• [What the task requires]
Write out all the data again, exactly as it stands.

• [Data provided]

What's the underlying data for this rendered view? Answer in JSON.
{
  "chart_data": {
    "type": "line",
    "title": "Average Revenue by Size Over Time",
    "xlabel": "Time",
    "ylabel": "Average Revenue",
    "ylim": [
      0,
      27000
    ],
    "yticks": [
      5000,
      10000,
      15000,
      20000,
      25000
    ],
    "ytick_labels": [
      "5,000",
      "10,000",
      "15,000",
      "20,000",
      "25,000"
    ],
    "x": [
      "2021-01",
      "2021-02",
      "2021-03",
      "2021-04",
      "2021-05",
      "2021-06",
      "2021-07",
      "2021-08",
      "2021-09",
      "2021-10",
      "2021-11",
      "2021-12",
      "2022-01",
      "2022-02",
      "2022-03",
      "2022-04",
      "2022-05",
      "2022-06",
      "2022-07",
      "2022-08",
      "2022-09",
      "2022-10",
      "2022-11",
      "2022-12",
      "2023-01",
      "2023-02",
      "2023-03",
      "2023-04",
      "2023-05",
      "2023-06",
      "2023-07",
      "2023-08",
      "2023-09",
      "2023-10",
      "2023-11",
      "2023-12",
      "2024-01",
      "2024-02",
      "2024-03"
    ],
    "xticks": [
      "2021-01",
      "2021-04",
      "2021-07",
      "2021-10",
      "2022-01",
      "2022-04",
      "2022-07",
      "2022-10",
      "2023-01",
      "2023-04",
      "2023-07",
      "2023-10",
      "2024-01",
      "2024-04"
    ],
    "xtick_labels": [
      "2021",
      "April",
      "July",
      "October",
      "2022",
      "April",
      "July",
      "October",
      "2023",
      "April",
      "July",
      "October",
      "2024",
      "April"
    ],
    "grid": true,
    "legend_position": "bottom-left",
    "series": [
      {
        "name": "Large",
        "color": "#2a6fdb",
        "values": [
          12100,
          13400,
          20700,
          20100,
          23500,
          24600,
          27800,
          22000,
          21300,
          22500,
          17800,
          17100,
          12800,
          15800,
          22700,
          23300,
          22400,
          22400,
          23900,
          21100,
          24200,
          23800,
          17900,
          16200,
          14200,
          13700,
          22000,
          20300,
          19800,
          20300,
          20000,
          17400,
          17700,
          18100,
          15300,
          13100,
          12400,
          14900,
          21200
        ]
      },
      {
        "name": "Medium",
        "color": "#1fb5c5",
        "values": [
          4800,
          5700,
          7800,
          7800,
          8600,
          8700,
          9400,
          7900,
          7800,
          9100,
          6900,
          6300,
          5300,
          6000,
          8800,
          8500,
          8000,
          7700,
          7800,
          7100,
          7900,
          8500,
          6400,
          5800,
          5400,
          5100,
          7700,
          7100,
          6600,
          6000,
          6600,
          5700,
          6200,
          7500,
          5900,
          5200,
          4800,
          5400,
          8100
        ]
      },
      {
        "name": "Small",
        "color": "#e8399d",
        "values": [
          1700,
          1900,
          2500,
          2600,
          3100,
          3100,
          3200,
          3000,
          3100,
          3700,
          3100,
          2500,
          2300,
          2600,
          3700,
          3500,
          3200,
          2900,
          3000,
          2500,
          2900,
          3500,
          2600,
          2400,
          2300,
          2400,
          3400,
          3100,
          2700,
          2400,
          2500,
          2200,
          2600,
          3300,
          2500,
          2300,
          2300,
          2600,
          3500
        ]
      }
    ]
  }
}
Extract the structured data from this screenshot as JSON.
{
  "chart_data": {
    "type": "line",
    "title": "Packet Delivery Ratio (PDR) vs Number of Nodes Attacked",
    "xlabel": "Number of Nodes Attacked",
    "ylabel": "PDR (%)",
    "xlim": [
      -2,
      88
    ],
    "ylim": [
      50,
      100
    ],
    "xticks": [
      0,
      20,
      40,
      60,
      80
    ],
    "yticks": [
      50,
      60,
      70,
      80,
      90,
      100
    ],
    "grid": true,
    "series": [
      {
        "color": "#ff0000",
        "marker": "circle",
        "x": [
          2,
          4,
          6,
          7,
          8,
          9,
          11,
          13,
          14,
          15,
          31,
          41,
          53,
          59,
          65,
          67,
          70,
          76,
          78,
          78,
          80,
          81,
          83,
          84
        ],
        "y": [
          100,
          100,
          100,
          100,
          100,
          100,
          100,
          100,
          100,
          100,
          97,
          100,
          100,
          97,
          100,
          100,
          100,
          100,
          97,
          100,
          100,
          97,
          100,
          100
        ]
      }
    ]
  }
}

• [Exercise response]
What's the underlying data for this rendered view? Answer in JSON.
{
  "chart_data": {
    "type": "line",
    "title": "Average Revenue by Size Over Time",
    "xlabel": "Time",
    "ylabel": "Average Revenue",
    "ylim": [
      0,
      27000
    ],
    "yticks": [
      5000,
      10000,
      15000,
      20000,
      25000
    ],
    "ytick_labels": [
      "5,000",
      "10,000",
      "15,000",
      "20,000",
      "25,000"
    ],
    "x": [
      "2021-01",
      "2021-02",
      "2021-03",
      "2021-04",
      "2021-05",
      "2021-06",
      "2021-07",
      "2021-08",
      "2021-09",
      "2021-10",
      "2021-11",
      "2021-12",
      "2022-01",
      "2022-02",
      "2022-03",
      "2022-04",
      "2022-05",
      "2022-06",
      "2022-07",
      "2022-08",
      "2022-09",
      "2022-10",
      "2022-11",
      "2022-12",
      "2023-01",
      "2023-02",
      "2023-03",
      "2023-04",
      "2023-05",
      "2023-06",
      "2023-07",
      "2023-08",
      "2023-09",
      "2023-10",
      "2023-11",
      "2023-12",
      "2024-01",
      "2024-02",
      "2024-03"
    ],
    "xticks": [
      "2021-01",
      "2021-04",
      "2021-07",
      "2021-10",
      "2022-01",
      "2022-04",
      "2022-07",
      "2022-10",
      "2023-01",
      "2023-04",
      "2023-07",
      "2023-10",
      "2024-01",
      "2024-04"
    ],
    "xtick_labels": [
      "2021",
      "April",
      "July",
      "October",
      "2022",
      "April",
      "July",
      "October",
      "2023",
      "April",
      "July",
      "October",
      "2024",
      "April"
    ],
    "grid": true,
    "legend_position": "bottom-left",
    "series": [
      {
        "name": "Large",
        "color": "#2a6fdb",
        "values": [
          12100,
          13400,
          20700,
          20100,
          23500,
          24600,
          27800,
          22000,
          21300,
          22500,
          17800,
          17100,
          12800,
          15800,
          22700,
          23300,
          22400,
          22400,
          23900,
          21100,
          24200,
          23800,
          17900,
          16200,
          14200,
          13700,
          22000,
          20300,
          19800,
          20300,
          20000,
          17400,
          17700,
          18100,
          15300,
          13100,
          12400,
          14900,
          21200
        ]
      },
      {
        "name": "Medium",
        "color": "#1fb5c5",
        "values": [
          4800,
          5700,
          7800,
          7800,
          8600,
          8700,
          9400,
          7900,
          7800,
          9100,
          6900,
          6300,
          5300,
          6000,
          8800,
          8500,
          8000,
          7700,
          7800,
          7100,
          7900,
          8500,
          6400,
          5800,
          5400,
          5100,
          7700,
          7100,
          6600,
          6000,
          6600,
          5700,
          6200,
          7500,
          5900,
          5200,
          4800,
          5400,
          8100
        ]
      },
      {
        "name": "Small",
        "color": "#e8399d",
        "values": [
          1700,
          1900,
          2500,
          2600,
          3100,
          3100,
          3200,
          3000,
          3100,
          3700,
          3100,
          2500,
          2300,
          2600,
          3700,
          3500,
          3200,
          2900,
          3000,
          2500,
          2900,
          3500,
          2600,
          2400,
          2300,
          2400,
          3400,
          3100,
          2700,
          2400,
          2500,
          2200,
          2600,
          3300,
          2500,
          2300,
          2300,
          2600,
          3500
        ]
      }
    ]
  }
}
Extract the structured data from this screenshot as JSON.
{
  "chart_data": {
    "type": "line",
    "title": "Packet Delivery Ratio (PDR) vs Number of Nodes Attacked",
    "xlabel": "Number of Nodes Attacked",
    "ylabel": "PDR (%)",
    "xlim": [
      -2,
      88
    ],
    "ylim": [
      50,
      100
    ],
    "xticks": [
      0,
      20,
      40,
      60,
      80
    ],
    "yticks": [
      50,
      60,
      70,
      80,
      90,
      100
    ],
    "grid": true,
    "series": [
      {
        "color": "#ff0000",
        "marker": "circle",
        "x": [
          2,
          4,
          6,
          7,
          8,
          9,
          11,
          13,
          14,
          15,
          31,
          41,
          53,
          59,
          65,
          67,
          70,
          76,
          78,
          78,
          80,
          81,
          83,
          84
        ],
        "y": [
          100,
          100,
          100,
          100,
          100,
          100,
          100,
          100,
          100,
          100,
          97,
          100,
          100,
          97,
          100,
          100,
          100,
          100,
          97,
          100,
          100,
          97,
          100,
          100
        ]
      }
    ]
  }
}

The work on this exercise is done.